● **DESCRIPTION OF THE TASK**:
Copy the records below verbatim, from the line containing "localize 15 of" through the last line of the records, including both of them.

● **DATA ROWS**:
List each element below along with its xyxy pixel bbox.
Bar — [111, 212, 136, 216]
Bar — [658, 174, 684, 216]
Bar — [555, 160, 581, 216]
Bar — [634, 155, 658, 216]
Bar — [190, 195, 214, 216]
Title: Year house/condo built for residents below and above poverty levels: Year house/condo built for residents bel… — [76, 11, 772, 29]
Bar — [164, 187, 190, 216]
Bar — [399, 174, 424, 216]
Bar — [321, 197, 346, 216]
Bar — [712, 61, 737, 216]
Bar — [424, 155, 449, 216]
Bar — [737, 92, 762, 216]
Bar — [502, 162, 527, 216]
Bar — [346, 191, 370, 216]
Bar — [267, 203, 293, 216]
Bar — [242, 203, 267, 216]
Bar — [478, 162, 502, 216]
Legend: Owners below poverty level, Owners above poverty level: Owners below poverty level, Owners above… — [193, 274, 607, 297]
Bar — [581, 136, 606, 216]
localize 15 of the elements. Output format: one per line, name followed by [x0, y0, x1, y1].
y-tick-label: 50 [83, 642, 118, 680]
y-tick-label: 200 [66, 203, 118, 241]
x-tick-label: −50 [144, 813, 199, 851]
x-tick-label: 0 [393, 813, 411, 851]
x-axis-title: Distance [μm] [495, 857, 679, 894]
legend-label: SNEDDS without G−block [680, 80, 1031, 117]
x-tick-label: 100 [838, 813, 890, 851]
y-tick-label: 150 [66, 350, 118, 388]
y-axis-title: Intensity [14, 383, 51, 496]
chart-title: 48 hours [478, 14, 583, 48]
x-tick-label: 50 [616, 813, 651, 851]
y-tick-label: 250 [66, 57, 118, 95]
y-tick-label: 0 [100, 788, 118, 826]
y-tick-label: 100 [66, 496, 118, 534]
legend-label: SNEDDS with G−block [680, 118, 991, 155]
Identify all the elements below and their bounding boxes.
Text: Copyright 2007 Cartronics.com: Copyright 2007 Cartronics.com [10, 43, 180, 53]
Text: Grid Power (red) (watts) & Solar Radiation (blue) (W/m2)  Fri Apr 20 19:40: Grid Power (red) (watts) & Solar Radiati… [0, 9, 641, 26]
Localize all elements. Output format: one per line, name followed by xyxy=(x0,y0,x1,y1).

● **FULL OUTPUT**:
localize 15 of the elements. Output format: one per line, name followed by [x0, y0, x1, y1].
y-tick-label: 50 [83, 642, 118, 680]
y-tick-label: 200 [66, 203, 118, 241]
x-tick-label: −50 [144, 813, 199, 851]
x-tick-label: 0 [393, 813, 411, 851]
x-axis-title: Distance [μm] [495, 857, 679, 894]
legend-label: SNEDDS without G−block [680, 80, 1031, 117]
x-tick-label: 100 [838, 813, 890, 851]
y-tick-label: 150 [66, 350, 118, 388]
y-axis-title: Intensity [14, 383, 51, 496]
chart-title: 48 hours [478, 14, 583, 48]
x-tick-label: 50 [616, 813, 651, 851]
y-tick-label: 250 [66, 57, 118, 95]
y-tick-label: 0 [100, 788, 118, 826]
y-tick-label: 100 [66, 496, 118, 534]
legend-label: SNEDDS with G−block [680, 118, 991, 155]
Identify all the elements below and their bounding boxes.
Text: Copyright 2007 Cartronics.com: Copyright 2007 Cartronics.com [10, 43, 180, 53]
Text: Grid Power (red) (watts) & Solar Radiation (blue) (W/m2)  Fri Apr 20 19:40: Grid Power (red) (watts) & Solar Radiati… [0, 9, 641, 26]
Localize all elements. Output format: one per line, name followed by xyxy=(x0,y0,x1,y1).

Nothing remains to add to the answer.